▶ _SET TASK_
Quote the listing below in its entirety.

— start of LISTED ENTRIES —

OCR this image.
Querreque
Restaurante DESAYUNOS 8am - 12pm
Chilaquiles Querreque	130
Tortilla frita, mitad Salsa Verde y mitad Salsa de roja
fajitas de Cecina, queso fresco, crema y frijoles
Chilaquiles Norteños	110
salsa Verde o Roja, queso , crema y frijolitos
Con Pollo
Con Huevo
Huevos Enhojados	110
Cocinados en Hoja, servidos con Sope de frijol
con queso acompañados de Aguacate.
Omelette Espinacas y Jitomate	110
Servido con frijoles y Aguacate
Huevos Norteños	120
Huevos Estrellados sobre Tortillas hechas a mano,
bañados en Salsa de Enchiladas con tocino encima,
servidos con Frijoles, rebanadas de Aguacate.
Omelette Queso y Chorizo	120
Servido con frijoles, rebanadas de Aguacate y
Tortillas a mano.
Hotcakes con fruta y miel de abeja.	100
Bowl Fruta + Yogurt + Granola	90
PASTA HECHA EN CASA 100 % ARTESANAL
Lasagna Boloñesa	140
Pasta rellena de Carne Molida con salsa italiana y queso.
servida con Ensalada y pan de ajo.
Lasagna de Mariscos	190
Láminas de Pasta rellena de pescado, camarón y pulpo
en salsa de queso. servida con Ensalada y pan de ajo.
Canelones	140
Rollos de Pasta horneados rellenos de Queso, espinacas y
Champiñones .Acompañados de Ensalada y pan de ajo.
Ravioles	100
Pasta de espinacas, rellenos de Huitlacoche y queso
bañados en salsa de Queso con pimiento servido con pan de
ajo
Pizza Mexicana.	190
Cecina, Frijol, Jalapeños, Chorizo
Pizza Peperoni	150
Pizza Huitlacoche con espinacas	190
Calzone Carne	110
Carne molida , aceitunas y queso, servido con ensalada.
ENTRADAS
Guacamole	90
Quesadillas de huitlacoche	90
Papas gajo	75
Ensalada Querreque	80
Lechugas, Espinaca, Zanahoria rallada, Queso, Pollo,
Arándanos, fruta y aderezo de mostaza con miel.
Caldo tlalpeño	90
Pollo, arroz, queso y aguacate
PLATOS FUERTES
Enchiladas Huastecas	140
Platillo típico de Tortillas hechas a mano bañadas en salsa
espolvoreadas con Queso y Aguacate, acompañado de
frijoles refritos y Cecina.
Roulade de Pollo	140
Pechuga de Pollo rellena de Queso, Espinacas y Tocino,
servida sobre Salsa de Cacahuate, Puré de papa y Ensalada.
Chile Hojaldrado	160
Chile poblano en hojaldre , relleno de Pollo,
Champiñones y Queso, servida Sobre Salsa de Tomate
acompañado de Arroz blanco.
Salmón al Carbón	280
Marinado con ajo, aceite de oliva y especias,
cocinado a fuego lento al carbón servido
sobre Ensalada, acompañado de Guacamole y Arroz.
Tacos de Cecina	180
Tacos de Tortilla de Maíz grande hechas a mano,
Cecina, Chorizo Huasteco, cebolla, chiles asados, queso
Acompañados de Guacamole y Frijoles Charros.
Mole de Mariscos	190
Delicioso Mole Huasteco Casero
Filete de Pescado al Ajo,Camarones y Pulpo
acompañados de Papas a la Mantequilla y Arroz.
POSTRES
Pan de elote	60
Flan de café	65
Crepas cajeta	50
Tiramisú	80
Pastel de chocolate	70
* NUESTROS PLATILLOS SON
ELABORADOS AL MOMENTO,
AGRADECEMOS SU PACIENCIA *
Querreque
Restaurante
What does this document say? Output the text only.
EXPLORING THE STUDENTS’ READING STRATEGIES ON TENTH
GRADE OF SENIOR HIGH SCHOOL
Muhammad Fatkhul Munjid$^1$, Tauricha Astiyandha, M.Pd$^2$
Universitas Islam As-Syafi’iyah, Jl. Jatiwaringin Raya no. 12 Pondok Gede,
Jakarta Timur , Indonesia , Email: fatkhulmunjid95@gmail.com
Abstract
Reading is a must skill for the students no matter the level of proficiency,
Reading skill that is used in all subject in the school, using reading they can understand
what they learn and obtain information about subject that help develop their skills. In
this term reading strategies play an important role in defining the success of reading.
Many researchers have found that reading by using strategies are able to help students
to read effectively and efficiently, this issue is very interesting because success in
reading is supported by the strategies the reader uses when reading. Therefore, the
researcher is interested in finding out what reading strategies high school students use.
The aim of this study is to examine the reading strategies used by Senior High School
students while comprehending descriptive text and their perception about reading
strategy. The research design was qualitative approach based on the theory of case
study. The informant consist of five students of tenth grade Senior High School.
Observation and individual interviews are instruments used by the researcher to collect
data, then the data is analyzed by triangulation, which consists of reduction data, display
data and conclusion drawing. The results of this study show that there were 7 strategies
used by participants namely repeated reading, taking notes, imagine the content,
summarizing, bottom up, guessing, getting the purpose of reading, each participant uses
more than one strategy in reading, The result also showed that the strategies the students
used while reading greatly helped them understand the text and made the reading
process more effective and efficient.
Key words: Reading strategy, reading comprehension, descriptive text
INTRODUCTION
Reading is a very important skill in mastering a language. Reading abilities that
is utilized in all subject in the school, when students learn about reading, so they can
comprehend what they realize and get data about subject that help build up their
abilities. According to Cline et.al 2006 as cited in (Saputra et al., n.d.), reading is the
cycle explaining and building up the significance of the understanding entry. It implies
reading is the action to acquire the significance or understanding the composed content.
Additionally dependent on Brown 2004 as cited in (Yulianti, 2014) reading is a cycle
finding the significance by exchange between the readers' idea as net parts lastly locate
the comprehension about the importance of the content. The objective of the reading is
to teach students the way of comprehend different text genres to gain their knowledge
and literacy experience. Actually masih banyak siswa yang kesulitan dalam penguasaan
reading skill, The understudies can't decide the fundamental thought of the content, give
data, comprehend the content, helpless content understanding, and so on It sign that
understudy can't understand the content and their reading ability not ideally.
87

— end of LISTED ENTRIES —

▶ _EXERCISE RESULT_
OCR this image.
Querreque
Restaurante DESAYUNOS 8am - 12pm
Chilaquiles Querreque	130
Tortilla frita, mitad Salsa Verde y mitad Salsa de roja
fajitas de Cecina, queso fresco, crema y frijoles
Chilaquiles Norteños	110
salsa Verde o Roja, queso , crema y frijolitos
Con Pollo
Con Huevo
Huevos Enhojados	110
Cocinados en Hoja, servidos con Sope de frijol
con queso acompañados de Aguacate.
Omelette Espinacas y Jitomate	110
Servido con frijoles y Aguacate
Huevos Norteños	120
Huevos Estrellados sobre Tortillas hechas a mano,
bañados en Salsa de Enchiladas con tocino encima,
servidos con Frijoles, rebanadas de Aguacate.
Omelette Queso y Chorizo	120
Servido con frijoles, rebanadas de Aguacate y
Tortillas a mano.
Hotcakes con fruta y miel de abeja.	100
Bowl Fruta + Yogurt + Granola	90
PASTA HECHA EN CASA 100 % ARTESANAL
Lasagna Boloñesa	140
Pasta rellena de Carne Molida con salsa italiana y queso.
servida con Ensalada y pan de ajo.
Lasagna de Mariscos	190
Láminas de Pasta rellena de pescado, camarón y pulpo
en salsa de queso. servida con Ensalada y pan de ajo.
Canelones	140
Rollos de Pasta horneados rellenos de Queso, espinacas y
Champiñones .Acompañados de Ensalada y pan de ajo.
Ravioles	100
Pasta de espinacas, rellenos de Huitlacoche y queso
bañados en salsa de Queso con pimiento servido con pan de
ajo
Pizza Mexicana.	190
Cecina, Frijol, Jalapeños, Chorizo
Pizza Peperoni	150
Pizza Huitlacoche con espinacas	190
Calzone Carne	110
Carne molida , aceitunas y queso, servido con ensalada.
ENTRADAS
Guacamole	90
Quesadillas de huitlacoche	90
Papas gajo	75
Ensalada Querreque	80
Lechugas, Espinaca, Zanahoria rallada, Queso, Pollo,
Arándanos, fruta y aderezo de mostaza con miel.
Caldo tlalpeño	90
Pollo, arroz, queso y aguacate
PLATOS FUERTES
Enchiladas Huastecas	140
Platillo típico de Tortillas hechas a mano bañadas en salsa
espolvoreadas con Queso y Aguacate, acompañado de
frijoles refritos y Cecina.
Roulade de Pollo	140
Pechuga de Pollo rellena de Queso, Espinacas y Tocino,
servida sobre Salsa de Cacahuate, Puré de papa y Ensalada.
Chile Hojaldrado	160
Chile poblano en hojaldre , relleno de Pollo,
Champiñones y Queso, servida Sobre Salsa de Tomate
acompañado de Arroz blanco.
Salmón al Carbón	280
Marinado con ajo, aceite de oliva y especias,
cocinado a fuego lento al carbón servido
sobre Ensalada, acompañado de Guacamole y Arroz.
Tacos de Cecina	180
Tacos de Tortilla de Maíz grande hechas a mano,
Cecina, Chorizo Huasteco, cebolla, chiles asados, queso
Acompañados de Guacamole y Frijoles Charros.
Mole de Mariscos	190
Delicioso Mole Huasteco Casero
Filete de Pescado al Ajo,Camarones y Pulpo
acompañados de Papas a la Mantequilla y Arroz.
POSTRES
Pan de elote	60
Flan de café	65
Crepas cajeta	50
Tiramisú	80
Pastel de chocolate	70
* NUESTROS PLATILLOS SON
ELABORADOS AL MOMENTO,
AGRADECEMOS SU PACIENCIA *
Querreque
Restaurante
What does this document say? Output the text only.
EXPLORING THE STUDENTS’ READING STRATEGIES ON TENTH
GRADE OF SENIOR HIGH SCHOOL
Muhammad Fatkhul Munjid$^1$, Tauricha Astiyandha, M.Pd$^2$
Universitas Islam As-Syafi’iyah, Jl. Jatiwaringin Raya no. 12 Pondok Gede,
Jakarta Timur , Indonesia , Email: fatkhulmunjid95@gmail.com
Abstract
Reading is a must skill for the students no matter the level of proficiency,
Reading skill that is used in all subject in the school, using reading they can understand
what they learn and obtain information about subject that help develop their skills. In
this term reading strategies play an important role in defining the success of reading.
Many researchers have found that reading by using strategies are able to help students
to read effectively and efficiently, this issue is very interesting because success in
reading is supported by the strategies the reader uses when reading. Therefore, the
researcher is interested in finding out what reading strategies high school students use.
The aim of this study is to examine the reading strategies used by Senior High School
students while comprehending descriptive text and their perception about reading
strategy. The research design was qualitative approach based on the theory of case
study. The informant consist of five students of tenth grade Senior High School.
Observation and individual interviews are instruments used by the researcher to collect
data, then the data is analyzed by triangulation, which consists of reduction data, display
data and conclusion drawing. The results of this study show that there were 7 strategies
used by participants namely repeated reading, taking notes, imagine the content,
summarizing, bottom up, guessing, getting the purpose of reading, each participant uses
more than one strategy in reading, The result also showed that the strategies the students
used while reading greatly helped them understand the text and made the reading
process more effective and efficient.
Key words: Reading strategy, reading comprehension, descriptive text
INTRODUCTION
Reading is a very important skill in mastering a language. Reading abilities that
is utilized in all subject in the school, when students learn about reading, so they can
comprehend what they realize and get data about subject that help build up their
abilities. According to Cline et.al 2006 as cited in (Saputra et al., n.d.), reading is the
cycle explaining and building up the significance of the understanding entry. It implies
reading is the action to acquire the significance or understanding the composed content.
Additionally dependent on Brown 2004 as cited in (Yulianti, 2014) reading is a cycle
finding the significance by exchange between the readers' idea as net parts lastly locate
the comprehension about the importance of the content. The objective of the reading is
to teach students the way of comprehend different text genres to gain their knowledge
and literacy experience. Actually masih banyak siswa yang kesulitan dalam penguasaan
reading skill, The understudies can't decide the fundamental thought of the content, give
data, comprehend the content, helpless content understanding, and so on It sign that
understudy can't understand the content and their reading ability not ideally.
87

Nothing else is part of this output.